Start of Data entries
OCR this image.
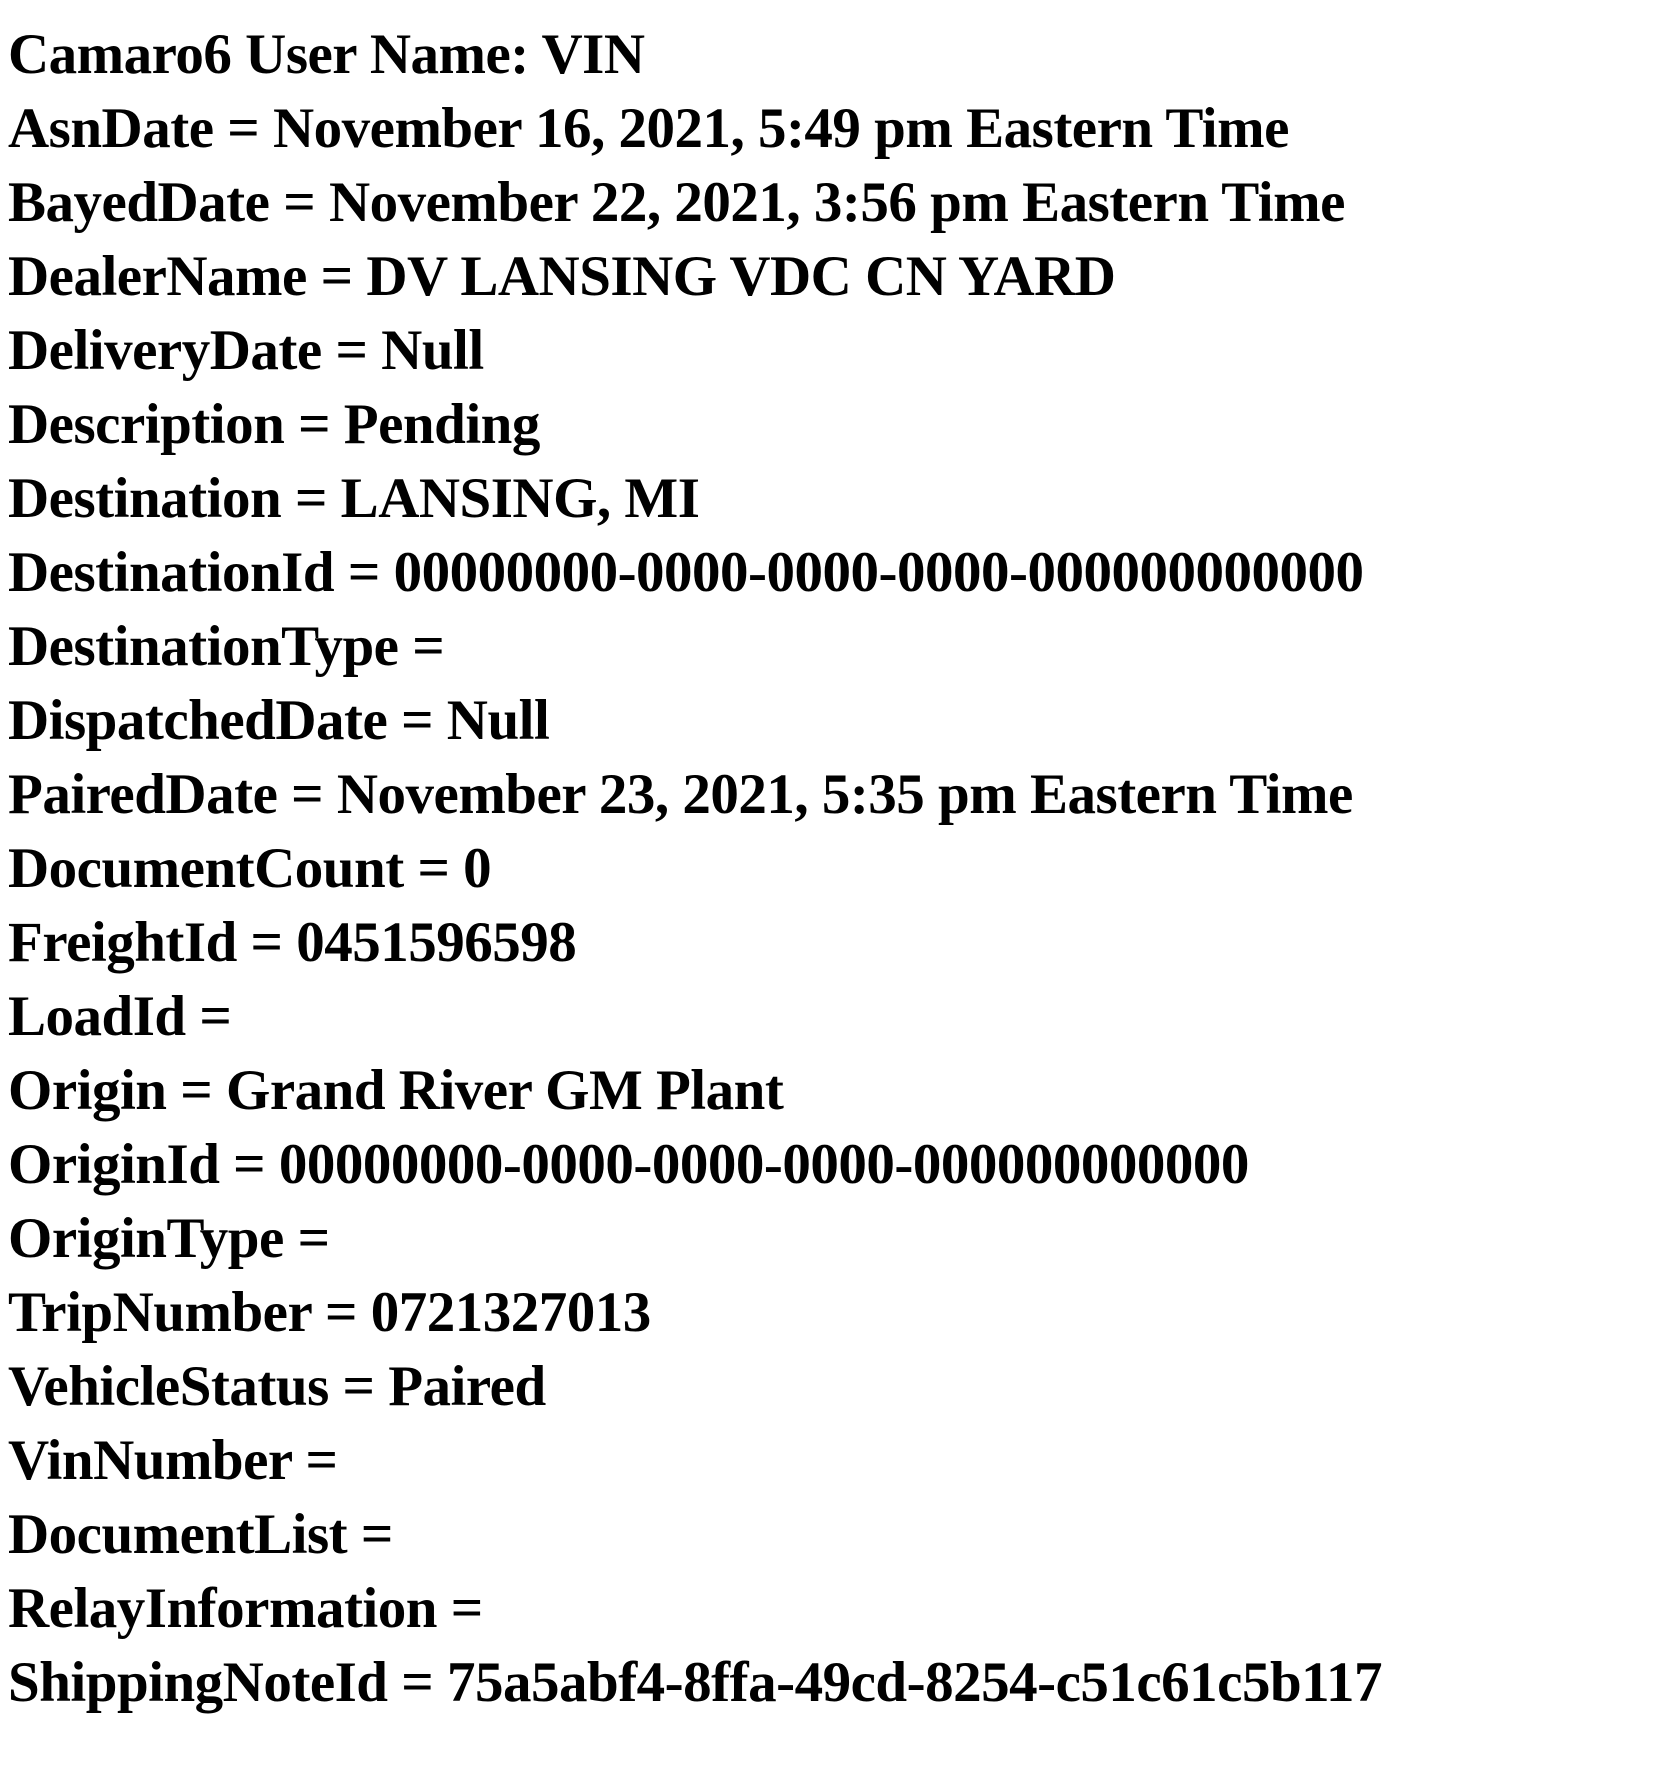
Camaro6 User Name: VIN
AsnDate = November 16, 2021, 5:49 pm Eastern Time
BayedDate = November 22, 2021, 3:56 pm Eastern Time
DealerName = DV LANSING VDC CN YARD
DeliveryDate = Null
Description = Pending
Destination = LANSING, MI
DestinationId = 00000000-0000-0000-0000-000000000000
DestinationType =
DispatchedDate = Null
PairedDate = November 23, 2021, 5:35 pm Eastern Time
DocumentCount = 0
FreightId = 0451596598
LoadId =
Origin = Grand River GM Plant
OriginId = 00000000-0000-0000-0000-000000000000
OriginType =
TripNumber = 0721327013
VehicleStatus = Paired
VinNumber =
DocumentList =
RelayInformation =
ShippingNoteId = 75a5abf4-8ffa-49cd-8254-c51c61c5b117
End of Data entries
** Aim **
Set down all the entries exactly as they appear, but skip any pictures.

** Solution to the exercise **
OCR this image.
Camaro6 User Name: VIN
AsnDate = November 16, 2021, 5:49 pm Eastern Time
BayedDate = November 22, 2021, 3:56 pm Eastern Time
DealerName = DV LANSING VDC CN YARD
DeliveryDate = Null
Description = Pending
Destination = LANSING, MI
DestinationId = 00000000-0000-0000-0000-000000000000
DestinationType =
DispatchedDate = Null
PairedDate = November 23, 2021, 5:35 pm Eastern Time
DocumentCount = 0
FreightId = 0451596598
LoadId =
Origin = Grand River GM Plant
OriginId = 00000000-0000-0000-0000-000000000000
OriginType =
TripNumber = 0721327013
VehicleStatus = Paired
VinNumber =
DocumentList =
RelayInformation =
ShippingNoteId = 75a5abf4-8ffa-49cd-8254-c51c61c5b117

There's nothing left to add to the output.